> _Brief_: Below are some records; return each one exactly.
--- Data for this exercise ---
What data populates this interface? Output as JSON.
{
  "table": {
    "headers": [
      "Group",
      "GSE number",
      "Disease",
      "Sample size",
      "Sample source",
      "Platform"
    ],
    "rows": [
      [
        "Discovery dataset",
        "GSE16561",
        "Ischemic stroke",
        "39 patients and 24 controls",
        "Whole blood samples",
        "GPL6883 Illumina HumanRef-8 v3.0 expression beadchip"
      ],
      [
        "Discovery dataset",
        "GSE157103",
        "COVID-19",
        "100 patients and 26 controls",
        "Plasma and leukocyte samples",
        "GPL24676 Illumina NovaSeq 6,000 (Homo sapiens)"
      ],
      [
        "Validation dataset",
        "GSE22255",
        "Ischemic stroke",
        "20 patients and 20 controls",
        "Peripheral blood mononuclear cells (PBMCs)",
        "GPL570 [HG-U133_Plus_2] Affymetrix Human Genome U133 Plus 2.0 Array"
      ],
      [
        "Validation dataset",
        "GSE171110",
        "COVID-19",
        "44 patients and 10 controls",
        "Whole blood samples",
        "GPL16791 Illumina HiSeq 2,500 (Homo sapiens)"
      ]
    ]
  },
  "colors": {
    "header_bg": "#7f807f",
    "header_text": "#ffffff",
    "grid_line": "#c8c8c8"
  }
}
---
> _Exercise solution_:
What data populates this interface? Output as JSON.
{
  "table": {
    "headers": [
      "Group",
      "GSE number",
      "Disease",
      "Sample size",
      "Sample source",
      "Platform"
    ],
    "rows": [
      [
        "Discovery dataset",
        "GSE16561",
        "Ischemic stroke",
        "39 patients and 24 controls",
        "Whole blood samples",
        "GPL6883 Illumina HumanRef-8 v3.0 expression beadchip"
      ],
      [
        "Discovery dataset",
        "GSE157103",
        "COVID-19",
        "100 patients and 26 controls",
        "Plasma and leukocyte samples",
        "GPL24676 Illumina NovaSeq 6,000 (Homo sapiens)"
      ],
      [
        "Validation dataset",
        "GSE22255",
        "Ischemic stroke",
        "20 patients and 20 controls",
        "Peripheral blood mononuclear cells (PBMCs)",
        "GPL570 [HG-U133_Plus_2] Affymetrix Human Genome U133 Plus 2.0 Array"
      ],
      [
        "Validation dataset",
        "GSE171110",
        "COVID-19",
        "44 patients and 10 controls",
        "Whole blood samples",
        "GPL16791 Illumina HiSeq 2,500 (Homo sapiens)"
      ]
    ]
  },
  "colors": {
    "header_bg": "#7f807f",
    "header_text": "#ffffff",
    "grid_line": "#c8c8c8"
  }
}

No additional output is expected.